---------- Exercise materials

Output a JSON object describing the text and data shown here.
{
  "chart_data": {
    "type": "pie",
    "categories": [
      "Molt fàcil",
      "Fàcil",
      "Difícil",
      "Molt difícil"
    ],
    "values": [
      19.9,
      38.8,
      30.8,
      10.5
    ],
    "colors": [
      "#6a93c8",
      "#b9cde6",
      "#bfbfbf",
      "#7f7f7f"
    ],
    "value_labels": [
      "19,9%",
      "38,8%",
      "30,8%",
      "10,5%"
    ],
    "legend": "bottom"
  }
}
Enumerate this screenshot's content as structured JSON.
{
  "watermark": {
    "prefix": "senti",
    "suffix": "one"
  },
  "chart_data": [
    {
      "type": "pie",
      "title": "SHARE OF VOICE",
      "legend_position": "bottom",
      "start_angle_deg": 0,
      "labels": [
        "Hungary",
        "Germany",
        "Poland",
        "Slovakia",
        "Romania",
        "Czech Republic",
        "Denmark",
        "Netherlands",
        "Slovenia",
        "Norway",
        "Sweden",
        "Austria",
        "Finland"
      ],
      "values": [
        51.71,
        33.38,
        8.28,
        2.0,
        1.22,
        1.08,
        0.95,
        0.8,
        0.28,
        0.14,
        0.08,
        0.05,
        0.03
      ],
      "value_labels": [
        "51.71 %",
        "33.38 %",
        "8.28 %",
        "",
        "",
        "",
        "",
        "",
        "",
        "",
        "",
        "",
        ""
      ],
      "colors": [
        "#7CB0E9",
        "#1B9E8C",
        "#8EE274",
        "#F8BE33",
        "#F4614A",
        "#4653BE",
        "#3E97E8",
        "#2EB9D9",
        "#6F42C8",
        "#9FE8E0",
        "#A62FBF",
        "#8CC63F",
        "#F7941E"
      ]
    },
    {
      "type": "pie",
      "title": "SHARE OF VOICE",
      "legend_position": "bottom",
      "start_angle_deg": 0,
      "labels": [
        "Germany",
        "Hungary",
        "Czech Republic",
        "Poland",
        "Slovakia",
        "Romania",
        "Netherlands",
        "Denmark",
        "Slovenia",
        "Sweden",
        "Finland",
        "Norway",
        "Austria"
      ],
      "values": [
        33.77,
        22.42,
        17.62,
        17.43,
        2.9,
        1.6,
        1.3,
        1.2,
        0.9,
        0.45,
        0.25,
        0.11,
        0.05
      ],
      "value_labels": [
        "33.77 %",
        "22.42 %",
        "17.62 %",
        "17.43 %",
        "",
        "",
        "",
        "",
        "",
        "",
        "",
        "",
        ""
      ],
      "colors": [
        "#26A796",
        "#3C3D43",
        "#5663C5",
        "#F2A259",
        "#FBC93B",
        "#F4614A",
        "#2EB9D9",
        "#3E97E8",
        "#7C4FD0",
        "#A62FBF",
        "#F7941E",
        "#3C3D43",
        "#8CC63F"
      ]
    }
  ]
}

--------------------

Aim:
The records above should be restated word for word, please.

Reply to the task:
Output a JSON object describing the text and data shown here.
{
  "chart_data": {
    "type": "pie",
    "categories": [
      "Molt fàcil",
      "Fàcil",
      "Difícil",
      "Molt difícil"
    ],
    "values": [
      19.9,
      38.8,
      30.8,
      10.5
    ],
    "colors": [
      "#6a93c8",
      "#b9cde6",
      "#bfbfbf",
      "#7f7f7f"
    ],
    "value_labels": [
      "19,9%",
      "38,8%",
      "30,8%",
      "10,5%"
    ],
    "legend": "bottom"
  }
}
Enumerate this screenshot's content as structured JSON.
{
  "watermark": {
    "prefix": "senti",
    "suffix": "one"
  },
  "chart_data": [
    {
      "type": "pie",
      "title": "SHARE OF VOICE",
      "legend_position": "bottom",
      "start_angle_deg": 0,
      "labels": [
        "Hungary",
        "Germany",
        "Poland",
        "Slovakia",
        "Romania",
        "Czech Republic",
        "Denmark",
        "Netherlands",
        "Slovenia",
        "Norway",
        "Sweden",
        "Austria",
        "Finland"
      ],
      "values": [
        51.71,
        33.38,
        8.28,
        2.0,
        1.22,
        1.08,
        0.95,
        0.8,
        0.28,
        0.14,
        0.08,
        0.05,
        0.03
      ],
      "value_labels": [
        "51.71 %",
        "33.38 %",
        "8.28 %",
        "",
        "",
        "",
        "",
        "",
        "",
        "",
        "",
        "",
        ""
      ],
      "colors": [
        "#7CB0E9",
        "#1B9E8C",
        "#8EE274",
        "#F8BE33",
        "#F4614A",
        "#4653BE",
        "#3E97E8",
        "#2EB9D9",
        "#6F42C8",
        "#9FE8E0",
        "#A62FBF",
        "#8CC63F",
        "#F7941E"
      ]
    },
    {
      "type": "pie",
      "title": "SHARE OF VOICE",
      "legend_position": "bottom",
      "start_angle_deg": 0,
      "labels": [
        "Germany",
        "Hungary",
        "Czech Republic",
        "Poland",
        "Slovakia",
        "Romania",
        "Netherlands",
        "Denmark",
        "Slovenia",
        "Sweden",
        "Finland",
        "Norway",
        "Austria"
      ],
      "values": [
        33.77,
        22.42,
        17.62,
        17.43,
        2.9,
        1.6,
        1.3,
        1.2,
        0.9,
        0.45,
        0.25,
        0.11,
        0.05
      ],
      "value_labels": [
        "33.77 %",
        "22.42 %",
        "17.62 %",
        "17.43 %",
        "",
        "",
        "",
        "",
        "",
        "",
        "",
        "",
        ""
      ],
      "colors": [
        "#26A796",
        "#3C3D43",
        "#5663C5",
        "#F2A259",
        "#FBC93B",
        "#F4614A",
        "#2EB9D9",
        "#3E97E8",
        "#7C4FD0",
        "#A62FBF",
        "#F7941E",
        "#3C3D43",
        "#8CC63F"
      ]
    }
  ]
}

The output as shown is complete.